| WORK TO DO |
Copy the lines that follow, keeping every character the same.
◆ ◆ ◆ ◆ ◆
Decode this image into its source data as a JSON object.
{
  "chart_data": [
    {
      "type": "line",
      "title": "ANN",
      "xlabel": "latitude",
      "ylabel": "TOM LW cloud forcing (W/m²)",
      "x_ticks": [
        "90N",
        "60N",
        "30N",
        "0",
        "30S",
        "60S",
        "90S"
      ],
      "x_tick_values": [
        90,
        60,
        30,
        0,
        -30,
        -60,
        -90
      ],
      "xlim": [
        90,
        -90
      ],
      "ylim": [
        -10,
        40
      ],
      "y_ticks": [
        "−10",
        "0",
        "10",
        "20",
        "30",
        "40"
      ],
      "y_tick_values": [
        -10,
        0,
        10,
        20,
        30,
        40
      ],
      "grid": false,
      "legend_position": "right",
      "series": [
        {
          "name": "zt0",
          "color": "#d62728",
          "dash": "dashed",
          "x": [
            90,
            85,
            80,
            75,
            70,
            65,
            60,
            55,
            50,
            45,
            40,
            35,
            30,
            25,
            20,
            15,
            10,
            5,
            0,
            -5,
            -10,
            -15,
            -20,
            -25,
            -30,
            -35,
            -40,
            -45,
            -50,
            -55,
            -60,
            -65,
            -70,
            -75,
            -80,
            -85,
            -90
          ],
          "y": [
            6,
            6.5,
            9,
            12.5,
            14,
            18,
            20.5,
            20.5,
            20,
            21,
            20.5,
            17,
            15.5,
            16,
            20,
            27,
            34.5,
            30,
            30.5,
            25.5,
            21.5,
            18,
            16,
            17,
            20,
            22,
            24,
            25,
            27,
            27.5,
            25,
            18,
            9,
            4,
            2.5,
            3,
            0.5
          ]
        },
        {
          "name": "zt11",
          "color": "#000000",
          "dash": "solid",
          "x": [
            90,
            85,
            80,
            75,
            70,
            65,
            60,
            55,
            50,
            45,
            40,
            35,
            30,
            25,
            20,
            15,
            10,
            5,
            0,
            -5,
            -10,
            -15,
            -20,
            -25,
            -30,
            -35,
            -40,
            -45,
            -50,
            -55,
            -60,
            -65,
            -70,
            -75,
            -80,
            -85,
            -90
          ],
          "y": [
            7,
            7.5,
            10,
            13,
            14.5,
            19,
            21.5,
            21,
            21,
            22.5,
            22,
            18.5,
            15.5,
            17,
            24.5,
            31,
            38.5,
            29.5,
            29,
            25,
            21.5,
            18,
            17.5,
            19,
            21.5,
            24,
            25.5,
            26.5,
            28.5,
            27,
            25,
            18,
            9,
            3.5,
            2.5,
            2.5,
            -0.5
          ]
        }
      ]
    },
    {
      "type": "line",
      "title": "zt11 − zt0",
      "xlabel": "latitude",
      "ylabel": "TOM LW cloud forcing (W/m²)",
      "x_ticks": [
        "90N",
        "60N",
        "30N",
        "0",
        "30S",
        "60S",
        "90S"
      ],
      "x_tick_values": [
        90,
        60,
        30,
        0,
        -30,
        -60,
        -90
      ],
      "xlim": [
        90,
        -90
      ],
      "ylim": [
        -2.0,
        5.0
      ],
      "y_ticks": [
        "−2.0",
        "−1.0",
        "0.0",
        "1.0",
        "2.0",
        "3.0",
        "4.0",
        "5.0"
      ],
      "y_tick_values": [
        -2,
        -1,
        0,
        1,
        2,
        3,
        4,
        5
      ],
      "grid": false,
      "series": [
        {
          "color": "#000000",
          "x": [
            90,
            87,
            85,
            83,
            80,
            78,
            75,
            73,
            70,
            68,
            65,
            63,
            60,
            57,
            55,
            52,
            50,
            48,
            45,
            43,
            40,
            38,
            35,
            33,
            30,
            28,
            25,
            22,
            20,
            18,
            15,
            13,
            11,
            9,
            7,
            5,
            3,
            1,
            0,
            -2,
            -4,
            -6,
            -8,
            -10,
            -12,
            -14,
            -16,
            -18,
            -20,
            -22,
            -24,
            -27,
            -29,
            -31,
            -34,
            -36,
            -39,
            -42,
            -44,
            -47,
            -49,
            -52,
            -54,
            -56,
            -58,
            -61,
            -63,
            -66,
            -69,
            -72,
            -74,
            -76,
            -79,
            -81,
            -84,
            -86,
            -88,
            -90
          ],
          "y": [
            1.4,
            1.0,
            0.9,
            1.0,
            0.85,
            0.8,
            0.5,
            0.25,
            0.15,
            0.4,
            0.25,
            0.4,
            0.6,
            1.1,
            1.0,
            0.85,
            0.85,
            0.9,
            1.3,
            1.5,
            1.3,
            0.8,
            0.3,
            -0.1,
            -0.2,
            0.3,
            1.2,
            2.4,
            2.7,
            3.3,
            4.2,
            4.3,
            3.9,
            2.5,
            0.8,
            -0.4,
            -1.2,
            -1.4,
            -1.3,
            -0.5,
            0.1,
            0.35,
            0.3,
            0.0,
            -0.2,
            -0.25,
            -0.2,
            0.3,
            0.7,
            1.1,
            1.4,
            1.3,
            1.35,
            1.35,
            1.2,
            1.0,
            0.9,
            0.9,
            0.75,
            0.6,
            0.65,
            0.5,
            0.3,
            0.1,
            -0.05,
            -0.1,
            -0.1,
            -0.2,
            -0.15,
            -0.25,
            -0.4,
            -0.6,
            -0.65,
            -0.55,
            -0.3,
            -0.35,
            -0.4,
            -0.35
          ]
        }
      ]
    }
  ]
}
◆ ◆ ◆ ◆ ◆
| TASK SOLUTION |
Decode this image into its source data as a JSON object.
{
  "chart_data": [
    {
      "type": "line",
      "title": "ANN",
      "xlabel": "latitude",
      "ylabel": "TOM LW cloud forcing (W/m²)",
      "x_ticks": [
        "90N",
        "60N",
        "30N",
        "0",
        "30S",
        "60S",
        "90S"
      ],
      "x_tick_values": [
        90,
        60,
        30,
        0,
        -30,
        -60,
        -90
      ],
      "xlim": [
        90,
        -90
      ],
      "ylim": [
        -10,
        40
      ],
      "y_ticks": [
        "−10",
        "0",
        "10",
        "20",
        "30",
        "40"
      ],
      "y_tick_values": [
        -10,
        0,
        10,
        20,
        30,
        40
      ],
      "grid": false,
      "legend_position": "right",
      "series": [
        {
          "name": "zt0",
          "color": "#d62728",
          "dash": "dashed",
          "x": [
            90,
            85,
            80,
            75,
            70,
            65,
            60,
            55,
            50,
            45,
            40,
            35,
            30,
            25,
            20,
            15,
            10,
            5,
            0,
            -5,
            -10,
            -15,
            -20,
            -25,
            -30,
            -35,
            -40,
            -45,
            -50,
            -55,
            -60,
            -65,
            -70,
            -75,
            -80,
            -85,
            -90
          ],
          "y": [
            6,
            6.5,
            9,
            12.5,
            14,
            18,
            20.5,
            20.5,
            20,
            21,
            20.5,
            17,
            15.5,
            16,
            20,
            27,
            34.5,
            30,
            30.5,
            25.5,
            21.5,
            18,
            16,
            17,
            20,
            22,
            24,
            25,
            27,
            27.5,
            25,
            18,
            9,
            4,
            2.5,
            3,
            0.5
          ]
        },
        {
          "name": "zt11",
          "color": "#000000",
          "dash": "solid",
          "x": [
            90,
            85,
            80,
            75,
            70,
            65,
            60,
            55,
            50,
            45,
            40,
            35,
            30,
            25,
            20,
            15,
            10,
            5,
            0,
            -5,
            -10,
            -15,
            -20,
            -25,
            -30,
            -35,
            -40,
            -45,
            -50,
            -55,
            -60,
            -65,
            -70,
            -75,
            -80,
            -85,
            -90
          ],
          "y": [
            7,
            7.5,
            10,
            13,
            14.5,
            19,
            21.5,
            21,
            21,
            22.5,
            22,
            18.5,
            15.5,
            17,
            24.5,
            31,
            38.5,
            29.5,
            29,
            25,
            21.5,
            18,
            17.5,
            19,
            21.5,
            24,
            25.5,
            26.5,
            28.5,
            27,
            25,
            18,
            9,
            3.5,
            2.5,
            2.5,
            -0.5
          ]
        }
      ]
    },
    {
      "type": "line",
      "title": "zt11 − zt0",
      "xlabel": "latitude",
      "ylabel": "TOM LW cloud forcing (W/m²)",
      "x_ticks": [
        "90N",
        "60N",
        "30N",
        "0",
        "30S",
        "60S",
        "90S"
      ],
      "x_tick_values": [
        90,
        60,
        30,
        0,
        -30,
        -60,
        -90
      ],
      "xlim": [
        90,
        -90
      ],
      "ylim": [
        -2.0,
        5.0
      ],
      "y_ticks": [
        "−2.0",
        "−1.0",
        "0.0",
        "1.0",
        "2.0",
        "3.0",
        "4.0",
        "5.0"
      ],
      "y_tick_values": [
        -2,
        -1,
        0,
        1,
        2,
        3,
        4,
        5
      ],
      "grid": false,
      "series": [
        {
          "color": "#000000",
          "x": [
            90,
            87,
            85,
            83,
            80,
            78,
            75,
            73,
            70,
            68,
            65,
            63,
            60,
            57,
            55,
            52,
            50,
            48,
            45,
            43,
            40,
            38,
            35,
            33,
            30,
            28,
            25,
            22,
            20,
            18,
            15,
            13,
            11,
            9,
            7,
            5,
            3,
            1,
            0,
            -2,
            -4,
            -6,
            -8,
            -10,
            -12,
            -14,
            -16,
            -18,
            -20,
            -22,
            -24,
            -27,
            -29,
            -31,
            -34,
            -36,
            -39,
            -42,
            -44,
            -47,
            -49,
            -52,
            -54,
            -56,
            -58,
            -61,
            -63,
            -66,
            -69,
            -72,
            -74,
            -76,
            -79,
            -81,
            -84,
            -86,
            -88,
            -90
          ],
          "y": [
            1.4,
            1.0,
            0.9,
            1.0,
            0.85,
            0.8,
            0.5,
            0.25,
            0.15,
            0.4,
            0.25,
            0.4,
            0.6,
            1.1,
            1.0,
            0.85,
            0.85,
            0.9,
            1.3,
            1.5,
            1.3,
            0.8,
            0.3,
            -0.1,
            -0.2,
            0.3,
            1.2,
            2.4,
            2.7,
            3.3,
            4.2,
            4.3,
            3.9,
            2.5,
            0.8,
            -0.4,
            -1.2,
            -1.4,
            -1.3,
            -0.5,
            0.1,
            0.35,
            0.3,
            0.0,
            -0.2,
            -0.25,
            -0.2,
            0.3,
            0.7,
            1.1,
            1.4,
            1.3,
            1.35,
            1.35,
            1.2,
            1.0,
            0.9,
            0.9,
            0.75,
            0.6,
            0.65,
            0.5,
            0.3,
            0.1,
            -0.05,
            -0.1,
            -0.1,
            -0.2,
            -0.15,
            -0.25,
            -0.4,
            -0.6,
            -0.65,
            -0.55,
            -0.3,
            -0.35,
            -0.4,
            -0.35
          ]
        }
      ]
    }
  ]
}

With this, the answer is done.